» WHAT IS NEEDED: Reproduce the data that follows in its entirety, character for character.

» LISTING:
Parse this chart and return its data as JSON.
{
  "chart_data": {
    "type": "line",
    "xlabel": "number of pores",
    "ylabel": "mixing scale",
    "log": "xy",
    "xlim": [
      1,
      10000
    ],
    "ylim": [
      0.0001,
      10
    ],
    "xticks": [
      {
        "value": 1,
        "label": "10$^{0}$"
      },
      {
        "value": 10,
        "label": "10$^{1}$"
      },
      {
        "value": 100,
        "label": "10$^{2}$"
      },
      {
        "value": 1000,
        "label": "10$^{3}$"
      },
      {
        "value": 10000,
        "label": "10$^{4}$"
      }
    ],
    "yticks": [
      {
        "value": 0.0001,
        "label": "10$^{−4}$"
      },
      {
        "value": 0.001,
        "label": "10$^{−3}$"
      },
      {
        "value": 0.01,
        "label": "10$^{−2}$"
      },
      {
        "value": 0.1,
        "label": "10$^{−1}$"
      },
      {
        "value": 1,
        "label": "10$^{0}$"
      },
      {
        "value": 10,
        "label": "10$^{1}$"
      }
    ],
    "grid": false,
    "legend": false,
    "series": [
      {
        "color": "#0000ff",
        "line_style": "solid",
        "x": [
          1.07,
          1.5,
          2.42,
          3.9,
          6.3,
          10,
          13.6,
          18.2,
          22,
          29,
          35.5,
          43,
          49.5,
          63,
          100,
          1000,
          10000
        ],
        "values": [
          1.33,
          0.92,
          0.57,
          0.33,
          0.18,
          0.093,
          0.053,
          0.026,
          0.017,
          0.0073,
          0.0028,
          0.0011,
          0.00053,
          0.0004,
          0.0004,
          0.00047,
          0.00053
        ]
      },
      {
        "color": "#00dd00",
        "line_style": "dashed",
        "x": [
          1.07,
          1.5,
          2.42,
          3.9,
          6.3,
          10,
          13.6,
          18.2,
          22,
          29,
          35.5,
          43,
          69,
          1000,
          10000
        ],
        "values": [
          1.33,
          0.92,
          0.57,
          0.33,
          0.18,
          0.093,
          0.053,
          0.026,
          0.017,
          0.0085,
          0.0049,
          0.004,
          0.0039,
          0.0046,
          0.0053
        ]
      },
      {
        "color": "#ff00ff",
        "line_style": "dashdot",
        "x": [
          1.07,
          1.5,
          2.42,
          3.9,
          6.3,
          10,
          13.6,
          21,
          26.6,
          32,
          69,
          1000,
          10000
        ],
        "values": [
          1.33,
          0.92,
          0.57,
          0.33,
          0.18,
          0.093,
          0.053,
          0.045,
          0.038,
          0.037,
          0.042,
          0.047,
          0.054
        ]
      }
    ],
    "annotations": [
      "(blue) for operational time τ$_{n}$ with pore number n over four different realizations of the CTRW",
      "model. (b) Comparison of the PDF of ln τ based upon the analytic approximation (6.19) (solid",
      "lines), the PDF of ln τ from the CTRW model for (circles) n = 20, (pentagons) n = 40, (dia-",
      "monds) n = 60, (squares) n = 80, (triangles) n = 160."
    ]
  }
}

» EXERCISE SOLUTION:
Parse this chart and return its data as JSON.
{
  "chart_data": {
    "type": "line",
    "xlabel": "number of pores",
    "ylabel": "mixing scale",
    "log": "xy",
    "xlim": [
      1,
      10000
    ],
    "ylim": [
      0.0001,
      10
    ],
    "xticks": [
      {
        "value": 1,
        "label": "10$^{0}$"
      },
      {
        "value": 10,
        "label": "10$^{1}$"
      },
      {
        "value": 100,
        "label": "10$^{2}$"
      },
      {
        "value": 1000,
        "label": "10$^{3}$"
      },
      {
        "value": 10000,
        "label": "10$^{4}$"
      }
    ],
    "yticks": [
      {
        "value": 0.0001,
        "label": "10$^{−4}$"
      },
      {
        "value": 0.001,
        "label": "10$^{−3}$"
      },
      {
        "value": 0.01,
        "label": "10$^{−2}$"
      },
      {
        "value": 0.1,
        "label": "10$^{−1}$"
      },
      {
        "value": 1,
        "label": "10$^{0}$"
      },
      {
        "value": 10,
        "label": "10$^{1}$"
      }
    ],
    "grid": false,
    "legend": false,
    "series": [
      {
        "color": "#0000ff",
        "line_style": "solid",
        "x": [
          1.07,
          1.5,
          2.42,
          3.9,
          6.3,
          10,
          13.6,
          18.2,
          22,
          29,
          35.5,
          43,
          49.5,
          63,
          100,
          1000,
          10000
        ],
        "values": [
          1.33,
          0.92,
          0.57,
          0.33,
          0.18,
          0.093,
          0.053,
          0.026,
          0.017,
          0.0073,
          0.0028,
          0.0011,
          0.00053,
          0.0004,
          0.0004,
          0.00047,
          0.00053
        ]
      },
      {
        "color": "#00dd00",
        "line_style": "dashed",
        "x": [
          1.07,
          1.5,
          2.42,
          3.9,
          6.3,
          10,
          13.6,
          18.2,
          22,
          29,
          35.5,
          43,
          69,
          1000,
          10000
        ],
        "values": [
          1.33,
          0.92,
          0.57,
          0.33,
          0.18,
          0.093,
          0.053,
          0.026,
          0.017,
          0.0085,
          0.0049,
          0.004,
          0.0039,
          0.0046,
          0.0053
        ]
      },
      {
        "color": "#ff00ff",
        "line_style": "dashdot",
        "x": [
          1.07,
          1.5,
          2.42,
          3.9,
          6.3,
          10,
          13.6,
          21,
          26.6,
          32,
          69,
          1000,
          10000
        ],
        "values": [
          1.33,
          0.92,
          0.57,
          0.33,
          0.18,
          0.093,
          0.053,
          0.045,
          0.038,
          0.037,
          0.042,
          0.047,
          0.054
        ]
      }
    ],
    "annotations": [
      "(blue) for operational time τ$_{n}$ with pore number n over four different realizations of the CTRW",
      "model. (b) Comparison of the PDF of ln τ based upon the analytic approximation (6.19) (solid",
      "lines), the PDF of ln τ from the CTRW model for (circles) n = 20, (pentagons) n = 40, (dia-",
      "monds) n = 60, (squares) n = 80, (triangles) n = 160."
    ]
  }
}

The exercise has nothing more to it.